§ Problem statement: Say how many lines hold the string "ylabel"; please write nothing but the number.

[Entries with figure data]

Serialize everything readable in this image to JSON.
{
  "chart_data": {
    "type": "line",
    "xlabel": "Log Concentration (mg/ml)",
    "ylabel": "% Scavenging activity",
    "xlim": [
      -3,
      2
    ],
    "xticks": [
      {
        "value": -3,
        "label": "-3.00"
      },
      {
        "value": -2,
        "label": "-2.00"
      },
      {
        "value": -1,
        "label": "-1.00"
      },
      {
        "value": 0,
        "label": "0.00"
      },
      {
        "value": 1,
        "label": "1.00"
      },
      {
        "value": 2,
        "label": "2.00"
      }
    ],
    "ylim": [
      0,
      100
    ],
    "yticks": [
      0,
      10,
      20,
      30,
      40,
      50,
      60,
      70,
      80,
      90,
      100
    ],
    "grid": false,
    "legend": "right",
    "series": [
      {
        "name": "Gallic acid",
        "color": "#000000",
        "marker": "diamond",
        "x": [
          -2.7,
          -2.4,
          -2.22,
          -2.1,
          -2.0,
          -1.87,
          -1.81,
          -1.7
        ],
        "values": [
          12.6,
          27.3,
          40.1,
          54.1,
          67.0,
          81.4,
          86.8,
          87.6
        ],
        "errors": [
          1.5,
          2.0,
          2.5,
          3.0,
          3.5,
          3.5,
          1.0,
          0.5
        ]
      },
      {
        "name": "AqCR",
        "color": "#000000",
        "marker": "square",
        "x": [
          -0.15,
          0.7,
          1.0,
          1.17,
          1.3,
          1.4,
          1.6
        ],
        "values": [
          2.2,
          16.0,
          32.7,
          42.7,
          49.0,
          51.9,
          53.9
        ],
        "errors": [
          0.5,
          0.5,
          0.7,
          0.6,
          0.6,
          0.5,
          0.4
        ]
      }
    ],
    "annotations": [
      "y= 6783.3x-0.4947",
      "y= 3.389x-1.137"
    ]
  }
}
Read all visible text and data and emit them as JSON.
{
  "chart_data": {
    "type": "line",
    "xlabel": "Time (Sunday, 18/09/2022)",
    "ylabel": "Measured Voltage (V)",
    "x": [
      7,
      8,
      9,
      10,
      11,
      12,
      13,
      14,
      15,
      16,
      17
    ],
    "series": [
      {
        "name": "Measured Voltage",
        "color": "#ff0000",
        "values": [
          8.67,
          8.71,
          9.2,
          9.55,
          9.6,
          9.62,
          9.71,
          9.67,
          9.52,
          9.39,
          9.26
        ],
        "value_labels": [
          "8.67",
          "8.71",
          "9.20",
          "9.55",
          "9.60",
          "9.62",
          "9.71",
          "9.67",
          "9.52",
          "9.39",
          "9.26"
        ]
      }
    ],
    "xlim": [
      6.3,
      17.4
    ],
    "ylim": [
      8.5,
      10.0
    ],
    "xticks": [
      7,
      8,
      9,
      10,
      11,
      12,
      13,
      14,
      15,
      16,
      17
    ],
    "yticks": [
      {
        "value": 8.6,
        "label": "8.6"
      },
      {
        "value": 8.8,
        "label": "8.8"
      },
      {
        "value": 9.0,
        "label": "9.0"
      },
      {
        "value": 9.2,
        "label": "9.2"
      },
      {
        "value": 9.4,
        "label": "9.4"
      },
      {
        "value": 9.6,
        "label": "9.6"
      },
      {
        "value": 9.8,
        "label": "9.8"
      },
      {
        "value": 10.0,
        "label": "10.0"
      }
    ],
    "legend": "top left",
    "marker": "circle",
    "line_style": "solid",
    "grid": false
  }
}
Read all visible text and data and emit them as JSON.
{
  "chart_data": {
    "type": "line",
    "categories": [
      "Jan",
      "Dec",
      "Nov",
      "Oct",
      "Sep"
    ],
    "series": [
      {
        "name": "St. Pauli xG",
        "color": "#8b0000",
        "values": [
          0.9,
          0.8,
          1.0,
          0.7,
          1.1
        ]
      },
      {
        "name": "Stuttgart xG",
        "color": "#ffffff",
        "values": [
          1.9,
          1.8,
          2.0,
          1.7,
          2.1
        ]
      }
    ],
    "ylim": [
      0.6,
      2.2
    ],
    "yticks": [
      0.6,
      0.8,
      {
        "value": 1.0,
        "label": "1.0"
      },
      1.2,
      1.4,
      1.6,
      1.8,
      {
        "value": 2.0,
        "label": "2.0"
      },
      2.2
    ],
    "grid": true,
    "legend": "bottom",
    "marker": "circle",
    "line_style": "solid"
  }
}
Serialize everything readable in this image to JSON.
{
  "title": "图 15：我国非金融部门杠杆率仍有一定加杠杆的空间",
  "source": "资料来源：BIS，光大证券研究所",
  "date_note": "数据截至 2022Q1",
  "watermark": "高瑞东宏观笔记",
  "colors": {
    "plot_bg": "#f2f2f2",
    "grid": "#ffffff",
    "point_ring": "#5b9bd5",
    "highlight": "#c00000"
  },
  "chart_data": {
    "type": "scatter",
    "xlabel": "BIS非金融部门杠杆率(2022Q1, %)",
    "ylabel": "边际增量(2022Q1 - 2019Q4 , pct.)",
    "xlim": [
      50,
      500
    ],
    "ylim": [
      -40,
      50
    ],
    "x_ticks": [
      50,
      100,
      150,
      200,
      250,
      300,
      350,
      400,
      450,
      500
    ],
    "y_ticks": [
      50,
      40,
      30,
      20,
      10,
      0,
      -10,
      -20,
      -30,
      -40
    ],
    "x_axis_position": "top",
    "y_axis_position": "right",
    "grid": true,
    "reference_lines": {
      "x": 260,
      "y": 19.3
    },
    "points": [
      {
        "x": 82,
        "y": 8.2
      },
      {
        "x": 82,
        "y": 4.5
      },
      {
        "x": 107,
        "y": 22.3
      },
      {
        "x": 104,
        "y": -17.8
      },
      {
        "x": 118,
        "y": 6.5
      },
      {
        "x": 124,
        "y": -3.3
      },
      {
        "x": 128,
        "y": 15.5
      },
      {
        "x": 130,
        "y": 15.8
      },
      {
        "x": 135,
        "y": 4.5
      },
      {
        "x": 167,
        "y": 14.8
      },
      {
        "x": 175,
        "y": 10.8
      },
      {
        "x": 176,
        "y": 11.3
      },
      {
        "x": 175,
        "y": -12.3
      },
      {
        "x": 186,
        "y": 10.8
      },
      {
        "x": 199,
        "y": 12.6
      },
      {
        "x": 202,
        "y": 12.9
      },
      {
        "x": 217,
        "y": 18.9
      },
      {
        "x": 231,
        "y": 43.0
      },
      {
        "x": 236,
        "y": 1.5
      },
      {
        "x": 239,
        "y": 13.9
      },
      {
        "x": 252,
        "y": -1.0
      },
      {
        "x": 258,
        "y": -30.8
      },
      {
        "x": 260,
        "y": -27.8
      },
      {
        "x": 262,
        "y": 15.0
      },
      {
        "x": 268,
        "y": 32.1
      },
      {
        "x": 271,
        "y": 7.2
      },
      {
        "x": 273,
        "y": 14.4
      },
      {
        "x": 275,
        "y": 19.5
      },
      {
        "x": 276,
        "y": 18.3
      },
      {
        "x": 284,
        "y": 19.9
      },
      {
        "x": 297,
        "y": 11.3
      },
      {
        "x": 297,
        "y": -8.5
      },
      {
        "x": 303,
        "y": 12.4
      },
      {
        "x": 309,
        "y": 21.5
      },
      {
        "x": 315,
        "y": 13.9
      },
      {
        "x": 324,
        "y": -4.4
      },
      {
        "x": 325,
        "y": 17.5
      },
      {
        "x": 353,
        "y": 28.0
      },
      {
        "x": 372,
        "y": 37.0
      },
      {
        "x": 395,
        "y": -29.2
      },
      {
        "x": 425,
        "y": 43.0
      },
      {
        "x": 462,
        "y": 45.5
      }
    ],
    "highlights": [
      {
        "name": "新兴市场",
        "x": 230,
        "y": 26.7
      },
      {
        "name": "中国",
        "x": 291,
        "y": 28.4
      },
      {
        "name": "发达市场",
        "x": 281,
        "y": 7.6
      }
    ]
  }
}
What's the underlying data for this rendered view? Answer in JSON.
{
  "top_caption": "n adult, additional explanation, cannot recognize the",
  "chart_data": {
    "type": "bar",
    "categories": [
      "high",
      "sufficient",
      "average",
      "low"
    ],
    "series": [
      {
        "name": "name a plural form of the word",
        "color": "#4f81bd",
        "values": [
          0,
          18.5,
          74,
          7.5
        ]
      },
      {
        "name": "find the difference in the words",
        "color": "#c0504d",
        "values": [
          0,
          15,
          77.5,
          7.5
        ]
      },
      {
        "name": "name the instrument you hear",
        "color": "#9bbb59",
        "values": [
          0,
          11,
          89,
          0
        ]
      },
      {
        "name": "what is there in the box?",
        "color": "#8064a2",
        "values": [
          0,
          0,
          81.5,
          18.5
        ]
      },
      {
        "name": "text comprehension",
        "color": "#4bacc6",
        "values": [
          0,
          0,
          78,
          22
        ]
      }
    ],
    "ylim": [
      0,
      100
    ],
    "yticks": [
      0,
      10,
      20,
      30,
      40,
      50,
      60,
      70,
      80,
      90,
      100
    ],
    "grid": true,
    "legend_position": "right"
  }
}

§ Exercise result: 3